• **Stated exercise**
Read the records below. Copy each line where the string "JSON" occurs.

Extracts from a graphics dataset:
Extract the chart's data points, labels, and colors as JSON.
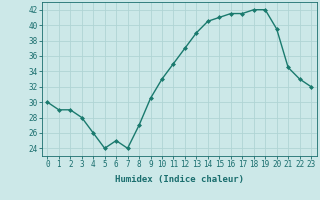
{
  "x": [
    0,
    1,
    2,
    3,
    4,
    5,
    6,
    7,
    8,
    9,
    10,
    11,
    12,
    13,
    14,
    15,
    16,
    17,
    18,
    19,
    20,
    21,
    22,
    23
  ],
  "y": [
    30,
    29,
    29,
    28,
    26,
    24,
    25,
    24,
    27,
    30.5,
    33,
    35,
    37,
    39,
    40.5,
    41,
    41.5,
    41.5,
    42,
    42,
    39.5,
    34.5,
    33,
    32
  ],
  "line_color": "#1a7a6e",
  "marker": "D",
  "marker_size": 2.0,
  "bg_color": "#cce8e8",
  "grid_color": "#b0d4d4",
  "xlabel": "Humidex (Indice chaleur)",
  "ylim": [
    23,
    43
  ],
  "xlim": [
    -0.5,
    23.5
  ],
  "yticks": [
    24,
    26,
    28,
    30,
    32,
    34,
    36,
    38,
    40,
    42
  ],
  "xticks": [
    0,
    1,
    2,
    3,
    4,
    5,
    6,
    7,
    8,
    9,
    10,
    11,
    12,
    13,
    14,
    15,
    16,
    17,
    18,
    19,
    20,
    21,
    22,
    23
  ],
  "tick_color": "#1a6e6e",
  "label_fontsize": 6.5,
  "tick_fontsize": 5.5,
  "line_width": 1.0
}
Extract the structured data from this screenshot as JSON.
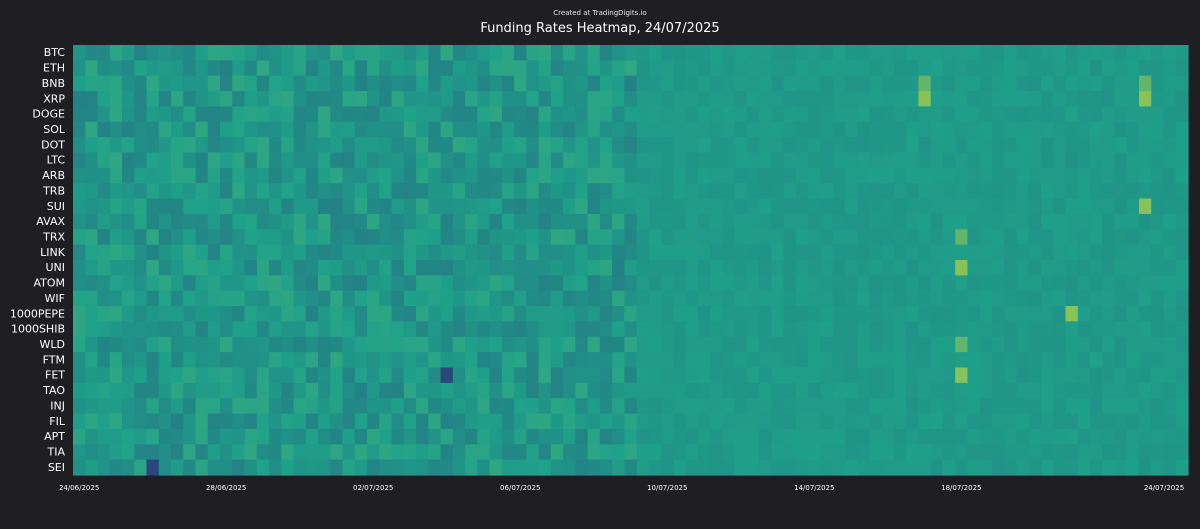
{
  "credit": "Created at TradingDigits.io",
  "chart_data": {
    "type": "heatmap",
    "title": "Funding Rates Heatmap, 24/07/2025",
    "xlabel": "",
    "ylabel": "",
    "rows": [
      "BTC",
      "ETH",
      "BNB",
      "XRP",
      "DOGE",
      "SOL",
      "DOT",
      "LTC",
      "ARB",
      "TRB",
      "SUI",
      "AVAX",
      "TRX",
      "LINK",
      "UNI",
      "ATOM",
      "WIF",
      "1000PEPE",
      "1000SHIB",
      "WLD",
      "FTM",
      "FET",
      "TAO",
      "INJ",
      "FIL",
      "APT",
      "TIA",
      "SEI"
    ],
    "x_start": "24/06/2025",
    "x_end": "24/07/2025",
    "samples_per_day": 3,
    "x_tick_labels": [
      "24/06/2025",
      "28/06/2025",
      "02/07/2025",
      "06/07/2025",
      "10/07/2025",
      "14/07/2025",
      "18/07/2025",
      "24/07/2025"
    ],
    "colormap": "viridis",
    "colors": {
      "low": "#2c3a78",
      "mid": "#1fa18a",
      "high": "#c8d43a"
    },
    "highlights": [
      {
        "row": "BNB",
        "date": "17/07/2025",
        "level": "elevated"
      },
      {
        "row": "BNB",
        "date": "23/07/2025",
        "level": "elevated"
      },
      {
        "row": "XRP",
        "date": "17/07/2025",
        "level": "high"
      },
      {
        "row": "XRP",
        "date": "23/07/2025",
        "level": "high"
      },
      {
        "row": "SUI",
        "date": "23/07/2025",
        "level": "high"
      },
      {
        "row": "TRX",
        "date": "18/07/2025",
        "level": "elevated"
      },
      {
        "row": "UNI",
        "date": "18/07/2025",
        "level": "high"
      },
      {
        "row": "1000PEPE",
        "date": "21/07/2025",
        "level": "high"
      },
      {
        "row": "WLD",
        "date": "18/07/2025",
        "level": "elevated"
      },
      {
        "row": "FET",
        "date": "18/07/2025",
        "level": "high"
      },
      {
        "row": "FET",
        "date": "04/07/2025",
        "level": "low"
      },
      {
        "row": "SEI",
        "date": "26/06/2025",
        "level": "low"
      }
    ]
  }
}
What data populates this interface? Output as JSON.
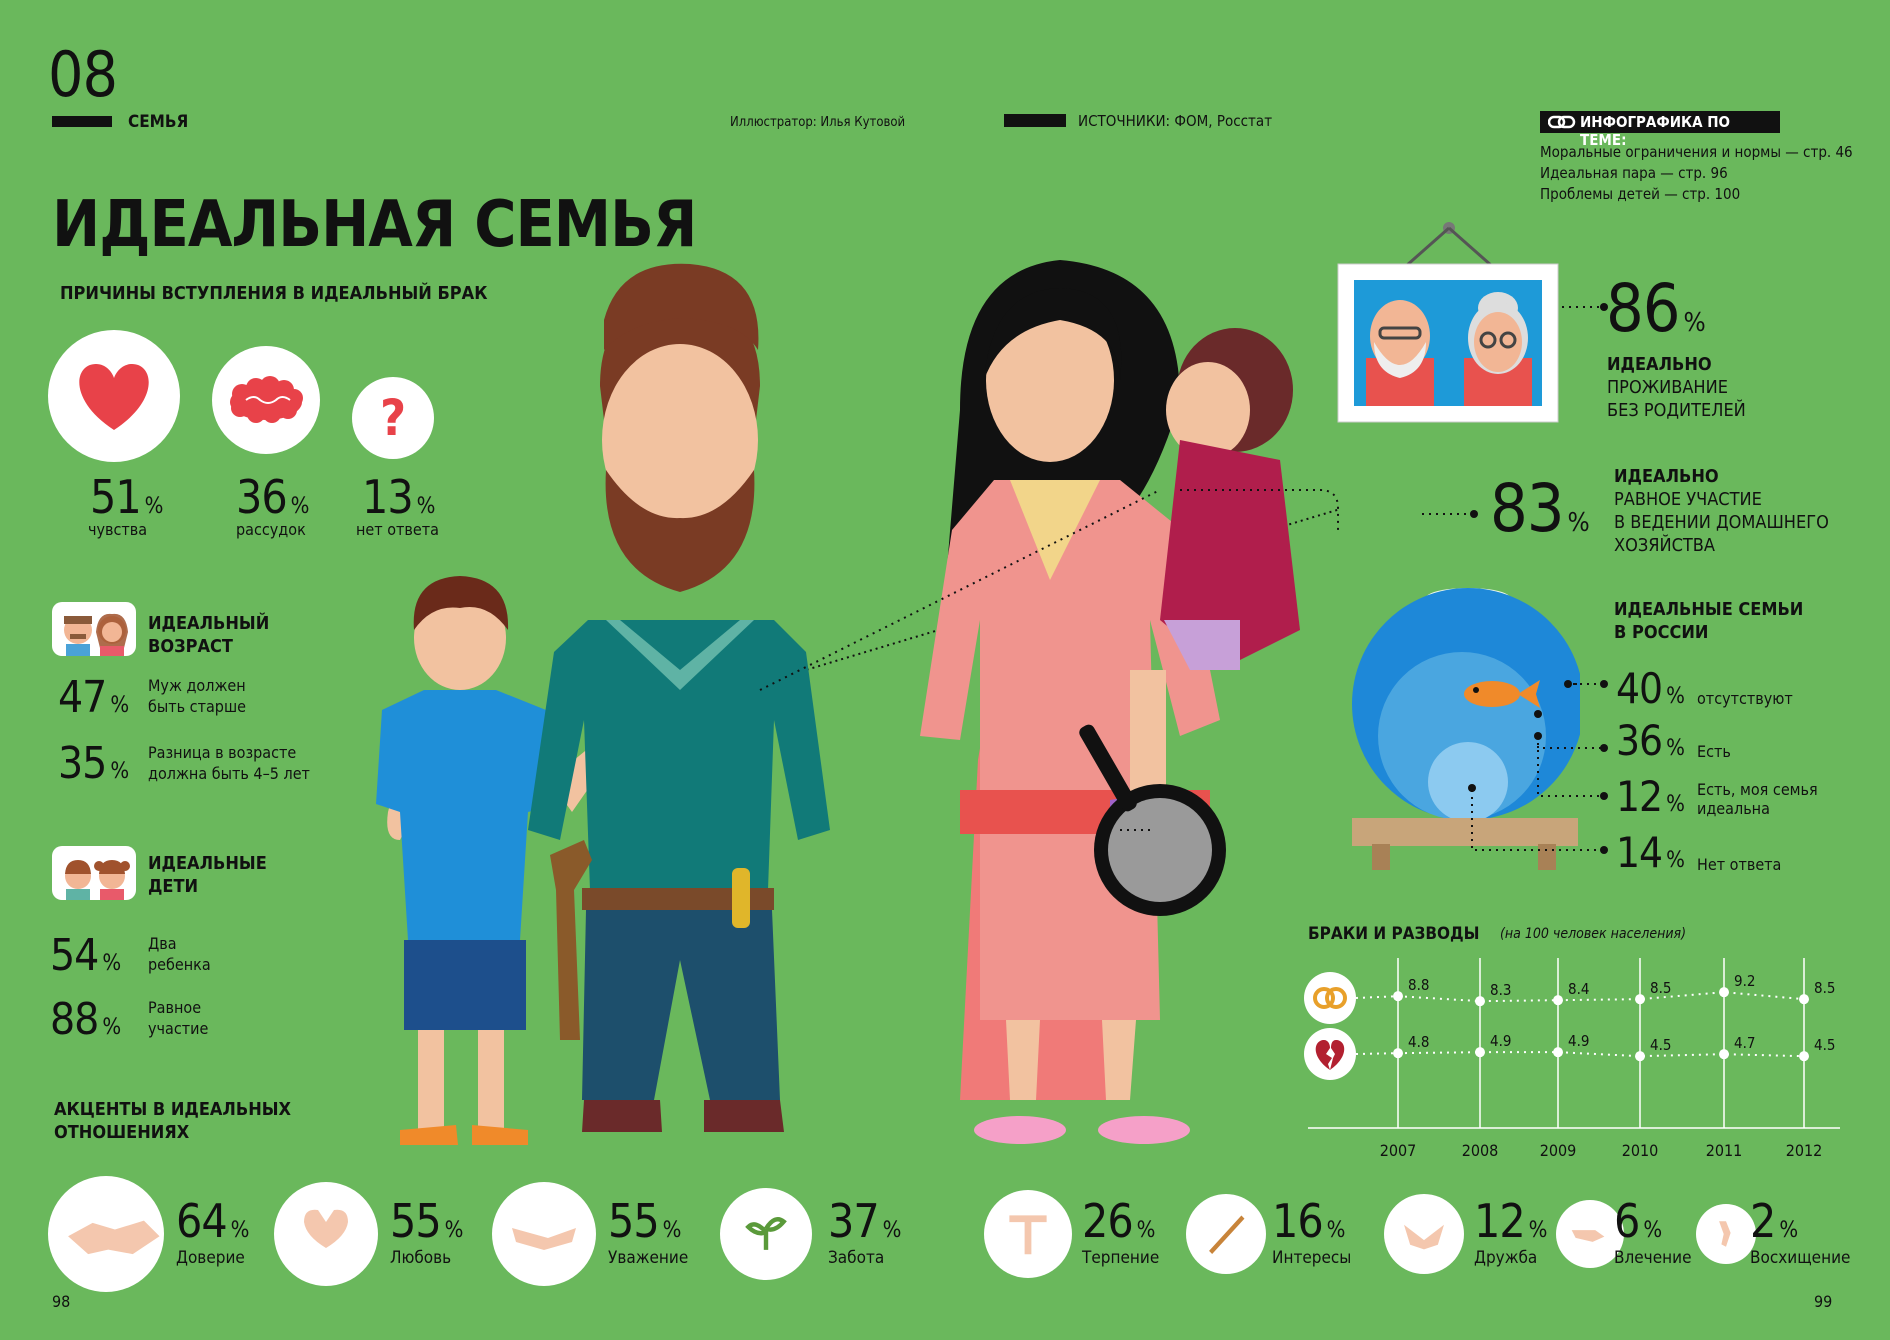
{
  "header": {
    "section_number": "08",
    "section_name": "СЕМЬЯ",
    "illustrator": "Иллюстратор: Илья Кутовой",
    "sources": "ИСТОЧНИКИ: ФОМ, Росстат",
    "related_title": "ИНФОГРАФИКА ПО ТЕМЕ:",
    "related_items": [
      "Моральные ограничения и нормы — стр. 46",
      "Идеальная пара — стр. 96",
      "Проблемы детей — стр. 100"
    ]
  },
  "title": "ИДЕАЛЬНАЯ СЕМЬЯ",
  "reasons": {
    "heading": "ПРИЧИНЫ ВСТУПЛЕНИЯ В ИДЕАЛЬНЫЙ БРАК",
    "items": [
      {
        "value": "51",
        "unit": "%",
        "label": "чувства",
        "icon": "heart-icon"
      },
      {
        "value": "36",
        "unit": "%",
        "label": "рассудок",
        "icon": "brain-icon"
      },
      {
        "value": "13",
        "unit": "%",
        "label": "нет ответа",
        "icon": "question-icon"
      }
    ]
  },
  "age": {
    "heading": "ИДЕАЛЬНЫЙ\nВОЗРАСТ",
    "items": [
      {
        "value": "47",
        "unit": "%",
        "label": "Муж должен\nбыть старше"
      },
      {
        "value": "35",
        "unit": "%",
        "label": "Разница в возрасте\nдолжна быть 4–5 лет"
      }
    ]
  },
  "children": {
    "heading": "ИДЕАЛЬНЫЕ\nДЕТИ",
    "items": [
      {
        "value": "54",
        "unit": "%",
        "label": "Два\nребенка"
      },
      {
        "value": "88",
        "unit": "%",
        "label": "Равное\nучастие"
      }
    ]
  },
  "parents": {
    "value": "86",
    "unit": "%",
    "heading": "ИДЕАЛЬНО",
    "label": "ПРОЖИВАНИЕ\nБЕЗ РОДИТЕЛЕЙ"
  },
  "household": {
    "value": "83",
    "unit": "%",
    "heading": "ИДЕАЛЬНО",
    "label": "РАВНОЕ УЧАСТИЕ\nВ ВЕДЕНИИ ДОМАШНЕГО\nХОЗЯЙСТВА"
  },
  "russia": {
    "heading": "ИДЕАЛЬНЫЕ СЕМЬИ\nВ РОССИИ",
    "items": [
      {
        "value": "40",
        "unit": "%",
        "label": "отсутствуют"
      },
      {
        "value": "36",
        "unit": "%",
        "label": "Есть"
      },
      {
        "value": "12",
        "unit": "%",
        "label": "Есть, моя семья\nидеальна"
      },
      {
        "value": "14",
        "unit": "%",
        "label": "Нет ответа"
      }
    ]
  },
  "chart_data": {
    "type": "line",
    "title": "БРАКИ И РАЗВОДЫ",
    "subtitle": "(на 100 человек населения)",
    "x": [
      "2007",
      "2008",
      "2009",
      "2010",
      "2011",
      "2012"
    ],
    "series": [
      {
        "name": "",
        "icon": "rings-icon",
        "values": [
          8.8,
          8.3,
          8.4,
          8.5,
          9.2,
          8.5
        ],
        "labels": [
          "8.8",
          "8.3",
          "8.4",
          "8.5",
          "9.2",
          "8.5"
        ]
      },
      {
        "name": "",
        "icon": "broken-heart-icon",
        "values": [
          4.8,
          4.9,
          4.9,
          4.5,
          4.7,
          4.5
        ],
        "labels": [
          "4.8",
          "4.9",
          "4.9",
          "4.5",
          "4.7",
          "4.5"
        ]
      }
    ]
  },
  "accents": {
    "heading": "АКЦЕНТЫ В ИДЕАЛЬНЫХ\nОТНОШЕНИЯХ",
    "items": [
      {
        "value": "64",
        "unit": "%",
        "label": "Доверие",
        "icon": "handshake-icon"
      },
      {
        "value": "55",
        "unit": "%",
        "label": "Любовь",
        "icon": "heart-hands-icon"
      },
      {
        "value": "55",
        "unit": "%",
        "label": "Уважение",
        "icon": "open-hands-icon"
      },
      {
        "value": "37",
        "unit": "%",
        "label": "Забота",
        "icon": "sprout-icon"
      },
      {
        "value": "26",
        "unit": "%",
        "label": "Терпение",
        "icon": "patience-hands-icon"
      },
      {
        "value": "16",
        "unit": "%",
        "label": "Интересы",
        "icon": "paintbrush-icon"
      },
      {
        "value": "12",
        "unit": "%",
        "label": "Дружба",
        "icon": "friendship-hands-icon"
      },
      {
        "value": "6",
        "unit": "%",
        "label": "Влечение",
        "icon": "reaching-hand-icon"
      },
      {
        "value": "2",
        "unit": "%",
        "label": "Восхищение",
        "icon": "admiration-hand-icon"
      }
    ]
  },
  "page_numbers": {
    "left": "98",
    "right": "99"
  },
  "colors": {
    "background": "#6ab85c",
    "heart": "#e84249",
    "brain": "#e84249",
    "question": "#e84249",
    "text": "#111111"
  }
}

• **Response for this exercise**
Extract the chart's data points, labels, and colors as JSON.
Extract the structured data from this screenshot as JSON.
What data populates this interface? Output as JSON.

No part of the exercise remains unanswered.